Set task |
Retype the records below exactly as they appear.

Input |
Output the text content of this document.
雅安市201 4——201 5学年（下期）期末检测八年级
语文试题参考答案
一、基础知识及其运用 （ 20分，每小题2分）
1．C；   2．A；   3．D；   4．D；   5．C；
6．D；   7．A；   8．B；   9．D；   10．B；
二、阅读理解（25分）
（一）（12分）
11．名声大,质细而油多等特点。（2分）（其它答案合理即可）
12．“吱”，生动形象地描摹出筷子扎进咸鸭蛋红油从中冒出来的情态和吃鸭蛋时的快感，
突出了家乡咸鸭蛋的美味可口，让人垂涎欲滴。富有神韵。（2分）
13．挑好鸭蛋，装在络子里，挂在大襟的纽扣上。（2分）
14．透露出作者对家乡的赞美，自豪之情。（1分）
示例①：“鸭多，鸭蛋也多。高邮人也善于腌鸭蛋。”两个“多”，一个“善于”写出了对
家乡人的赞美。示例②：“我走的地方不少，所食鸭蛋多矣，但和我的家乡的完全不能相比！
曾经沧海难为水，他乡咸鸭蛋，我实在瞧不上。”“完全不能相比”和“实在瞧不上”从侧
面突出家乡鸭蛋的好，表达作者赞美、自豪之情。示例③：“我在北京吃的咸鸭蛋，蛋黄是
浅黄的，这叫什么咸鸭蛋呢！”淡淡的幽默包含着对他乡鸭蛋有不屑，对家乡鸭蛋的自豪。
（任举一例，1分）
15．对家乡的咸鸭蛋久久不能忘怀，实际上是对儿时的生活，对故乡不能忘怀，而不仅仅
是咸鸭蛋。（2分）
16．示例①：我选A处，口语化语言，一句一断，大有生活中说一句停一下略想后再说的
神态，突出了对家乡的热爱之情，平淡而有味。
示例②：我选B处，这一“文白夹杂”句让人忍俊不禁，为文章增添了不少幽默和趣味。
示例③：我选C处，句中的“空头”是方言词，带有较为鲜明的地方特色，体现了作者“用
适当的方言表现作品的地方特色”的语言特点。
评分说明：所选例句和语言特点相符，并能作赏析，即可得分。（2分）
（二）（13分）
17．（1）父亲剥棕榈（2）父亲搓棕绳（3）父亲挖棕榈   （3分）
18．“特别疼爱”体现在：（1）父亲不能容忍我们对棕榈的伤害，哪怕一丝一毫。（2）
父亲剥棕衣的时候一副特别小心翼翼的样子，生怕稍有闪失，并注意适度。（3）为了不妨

Output below |
Output the text content of this document.
雅安市201 4——201 5学年（下期）期末检测八年级
语文试题参考答案
一、基础知识及其运用 （ 20分，每小题2分）
1．C；   2．A；   3．D；   4．D；   5．C；
6．D；   7．A；   8．B；   9．D；   10．B；
二、阅读理解（25分）
（一）（12分）
11．名声大,质细而油多等特点。（2分）（其它答案合理即可）
12．“吱”，生动形象地描摹出筷子扎进咸鸭蛋红油从中冒出来的情态和吃鸭蛋时的快感，
突出了家乡咸鸭蛋的美味可口，让人垂涎欲滴。富有神韵。（2分）
13．挑好鸭蛋，装在络子里，挂在大襟的纽扣上。（2分）
14．透露出作者对家乡的赞美，自豪之情。（1分）
示例①：“鸭多，鸭蛋也多。高邮人也善于腌鸭蛋。”两个“多”，一个“善于”写出了对
家乡人的赞美。示例②：“我走的地方不少，所食鸭蛋多矣，但和我的家乡的完全不能相比！
曾经沧海难为水，他乡咸鸭蛋，我实在瞧不上。”“完全不能相比”和“实在瞧不上”从侧
面突出家乡鸭蛋的好，表达作者赞美、自豪之情。示例③：“我在北京吃的咸鸭蛋，蛋黄是
浅黄的，这叫什么咸鸭蛋呢！”淡淡的幽默包含着对他乡鸭蛋有不屑，对家乡鸭蛋的自豪。
（任举一例，1分）
15．对家乡的咸鸭蛋久久不能忘怀，实际上是对儿时的生活，对故乡不能忘怀，而不仅仅
是咸鸭蛋。（2分）
16．示例①：我选A处，口语化语言，一句一断，大有生活中说一句停一下略想后再说的
神态，突出了对家乡的热爱之情，平淡而有味。
示例②：我选B处，这一“文白夹杂”句让人忍俊不禁，为文章增添了不少幽默和趣味。
示例③：我选C处，句中的“空头”是方言词，带有较为鲜明的地方特色，体现了作者“用
适当的方言表现作品的地方特色”的语言特点。
评分说明：所选例句和语言特点相符，并能作赏析，即可得分。（2分）
（二）（13分）
17．（1）父亲剥棕榈（2）父亲搓棕绳（3）父亲挖棕榈   （3分）
18．“特别疼爱”体现在：（1）父亲不能容忍我们对棕榈的伤害，哪怕一丝一毫。（2）
父亲剥棕衣的时候一副特别小心翼翼的样子，生怕稍有闪失，并注意适度。（3）为了不妨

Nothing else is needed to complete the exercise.